◆ **WHAT THE TASK ASKS**
Reproduce verbatim the stretch of the records from their beginning through the line containing "annotation: 1411 bbox=[585, 288, 602, 320]", including both ends.

◆ **RECORD EXCERPTS**
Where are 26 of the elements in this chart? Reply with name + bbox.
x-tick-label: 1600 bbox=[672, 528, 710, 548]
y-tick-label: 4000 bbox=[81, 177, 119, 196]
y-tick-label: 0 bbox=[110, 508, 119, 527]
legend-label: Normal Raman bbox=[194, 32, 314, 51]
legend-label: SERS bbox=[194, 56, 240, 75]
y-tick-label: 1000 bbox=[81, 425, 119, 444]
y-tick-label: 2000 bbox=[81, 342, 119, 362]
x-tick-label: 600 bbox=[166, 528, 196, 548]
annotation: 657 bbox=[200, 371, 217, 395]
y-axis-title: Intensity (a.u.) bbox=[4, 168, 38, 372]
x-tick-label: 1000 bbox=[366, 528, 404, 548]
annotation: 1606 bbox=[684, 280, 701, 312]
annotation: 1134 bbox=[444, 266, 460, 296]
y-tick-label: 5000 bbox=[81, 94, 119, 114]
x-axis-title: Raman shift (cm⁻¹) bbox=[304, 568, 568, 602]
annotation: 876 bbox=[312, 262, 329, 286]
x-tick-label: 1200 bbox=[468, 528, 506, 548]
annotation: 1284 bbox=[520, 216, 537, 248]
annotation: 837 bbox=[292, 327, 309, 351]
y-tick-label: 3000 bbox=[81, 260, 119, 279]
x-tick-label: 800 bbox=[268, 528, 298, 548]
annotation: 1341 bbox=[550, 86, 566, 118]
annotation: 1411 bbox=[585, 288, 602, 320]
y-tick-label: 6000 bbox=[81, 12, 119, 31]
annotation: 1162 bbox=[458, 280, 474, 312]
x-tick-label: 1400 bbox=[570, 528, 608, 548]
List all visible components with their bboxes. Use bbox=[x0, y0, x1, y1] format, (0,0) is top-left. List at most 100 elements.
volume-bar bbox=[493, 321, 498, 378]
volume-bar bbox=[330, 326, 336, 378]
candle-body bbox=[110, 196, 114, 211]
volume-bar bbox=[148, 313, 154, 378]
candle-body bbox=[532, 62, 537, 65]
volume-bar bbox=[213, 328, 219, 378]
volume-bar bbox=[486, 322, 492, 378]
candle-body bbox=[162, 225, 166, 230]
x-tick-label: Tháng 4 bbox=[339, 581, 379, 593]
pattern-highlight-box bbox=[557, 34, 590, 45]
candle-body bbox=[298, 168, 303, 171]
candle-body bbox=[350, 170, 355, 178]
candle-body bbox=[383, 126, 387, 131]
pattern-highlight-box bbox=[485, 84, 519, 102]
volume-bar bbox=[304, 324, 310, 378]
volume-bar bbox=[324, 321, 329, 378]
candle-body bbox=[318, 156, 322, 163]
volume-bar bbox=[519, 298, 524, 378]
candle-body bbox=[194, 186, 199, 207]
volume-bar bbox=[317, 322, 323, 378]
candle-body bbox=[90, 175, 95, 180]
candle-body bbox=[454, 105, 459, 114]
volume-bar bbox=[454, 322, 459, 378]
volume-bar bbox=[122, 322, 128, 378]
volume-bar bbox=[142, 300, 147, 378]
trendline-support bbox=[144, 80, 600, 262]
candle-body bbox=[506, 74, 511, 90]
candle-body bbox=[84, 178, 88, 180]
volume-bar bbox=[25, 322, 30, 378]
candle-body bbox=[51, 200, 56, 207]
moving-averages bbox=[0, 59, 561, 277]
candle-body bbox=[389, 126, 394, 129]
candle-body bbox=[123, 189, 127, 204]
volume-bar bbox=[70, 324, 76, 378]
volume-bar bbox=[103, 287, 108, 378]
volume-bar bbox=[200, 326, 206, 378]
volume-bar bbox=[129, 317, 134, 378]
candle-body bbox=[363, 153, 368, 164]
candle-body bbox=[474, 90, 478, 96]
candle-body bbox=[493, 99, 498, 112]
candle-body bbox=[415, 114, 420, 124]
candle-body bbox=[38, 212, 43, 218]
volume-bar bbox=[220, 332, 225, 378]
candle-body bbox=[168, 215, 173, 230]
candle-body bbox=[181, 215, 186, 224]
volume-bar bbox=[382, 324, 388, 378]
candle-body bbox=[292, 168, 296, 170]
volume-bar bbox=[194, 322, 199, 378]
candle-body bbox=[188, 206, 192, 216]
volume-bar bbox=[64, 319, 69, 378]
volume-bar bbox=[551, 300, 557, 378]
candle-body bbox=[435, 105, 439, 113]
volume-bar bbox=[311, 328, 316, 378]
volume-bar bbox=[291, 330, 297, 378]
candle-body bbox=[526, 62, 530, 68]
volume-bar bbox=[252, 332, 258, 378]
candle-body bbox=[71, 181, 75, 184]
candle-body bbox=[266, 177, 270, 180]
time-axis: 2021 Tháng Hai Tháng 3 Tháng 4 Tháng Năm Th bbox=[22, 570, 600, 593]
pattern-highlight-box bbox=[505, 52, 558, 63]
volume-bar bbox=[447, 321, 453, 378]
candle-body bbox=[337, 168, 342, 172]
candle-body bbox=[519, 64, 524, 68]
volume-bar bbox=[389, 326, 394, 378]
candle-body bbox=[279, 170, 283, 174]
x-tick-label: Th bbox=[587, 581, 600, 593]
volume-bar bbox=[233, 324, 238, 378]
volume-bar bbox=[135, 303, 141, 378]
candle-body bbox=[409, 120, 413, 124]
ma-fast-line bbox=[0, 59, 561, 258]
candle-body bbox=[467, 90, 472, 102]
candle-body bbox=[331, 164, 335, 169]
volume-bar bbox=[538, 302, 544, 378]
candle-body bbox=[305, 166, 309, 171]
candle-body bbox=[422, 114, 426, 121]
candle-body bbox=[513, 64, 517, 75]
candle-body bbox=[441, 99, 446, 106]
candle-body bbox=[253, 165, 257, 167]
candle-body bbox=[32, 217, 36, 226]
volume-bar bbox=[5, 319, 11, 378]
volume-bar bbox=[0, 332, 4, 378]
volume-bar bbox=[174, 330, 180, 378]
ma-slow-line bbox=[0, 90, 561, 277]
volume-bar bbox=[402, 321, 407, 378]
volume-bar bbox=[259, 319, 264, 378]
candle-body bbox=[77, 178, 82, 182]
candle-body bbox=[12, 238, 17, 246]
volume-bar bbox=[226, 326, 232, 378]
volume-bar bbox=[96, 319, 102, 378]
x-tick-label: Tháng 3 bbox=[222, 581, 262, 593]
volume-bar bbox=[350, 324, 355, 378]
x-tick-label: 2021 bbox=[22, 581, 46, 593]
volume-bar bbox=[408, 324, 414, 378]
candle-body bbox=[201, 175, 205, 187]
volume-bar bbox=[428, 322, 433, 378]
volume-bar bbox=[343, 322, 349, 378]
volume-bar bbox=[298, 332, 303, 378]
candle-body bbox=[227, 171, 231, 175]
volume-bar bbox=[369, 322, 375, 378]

◆ **THE RESULT**
Where are 26 of the elements in this chart? Reply with name + bbox.
x-tick-label: 1600 bbox=[672, 528, 710, 548]
y-tick-label: 4000 bbox=[81, 177, 119, 196]
y-tick-label: 0 bbox=[110, 508, 119, 527]
legend-label: Normal Raman bbox=[194, 32, 314, 51]
legend-label: SERS bbox=[194, 56, 240, 75]
y-tick-label: 1000 bbox=[81, 425, 119, 444]
y-tick-label: 2000 bbox=[81, 342, 119, 362]
x-tick-label: 600 bbox=[166, 528, 196, 548]
annotation: 657 bbox=[200, 371, 217, 395]
y-axis-title: Intensity (a.u.) bbox=[4, 168, 38, 372]
x-tick-label: 1000 bbox=[366, 528, 404, 548]
annotation: 1606 bbox=[684, 280, 701, 312]
annotation: 1134 bbox=[444, 266, 460, 296]
y-tick-label: 5000 bbox=[81, 94, 119, 114]
x-axis-title: Raman shift (cm⁻¹) bbox=[304, 568, 568, 602]
annotation: 876 bbox=[312, 262, 329, 286]
x-tick-label: 1200 bbox=[468, 528, 506, 548]
annotation: 1284 bbox=[520, 216, 537, 248]
annotation: 837 bbox=[292, 327, 309, 351]
y-tick-label: 3000 bbox=[81, 260, 119, 279]
x-tick-label: 800 bbox=[268, 528, 298, 548]
annotation: 1341 bbox=[550, 86, 566, 118]
annotation: 1411 bbox=[585, 288, 602, 320]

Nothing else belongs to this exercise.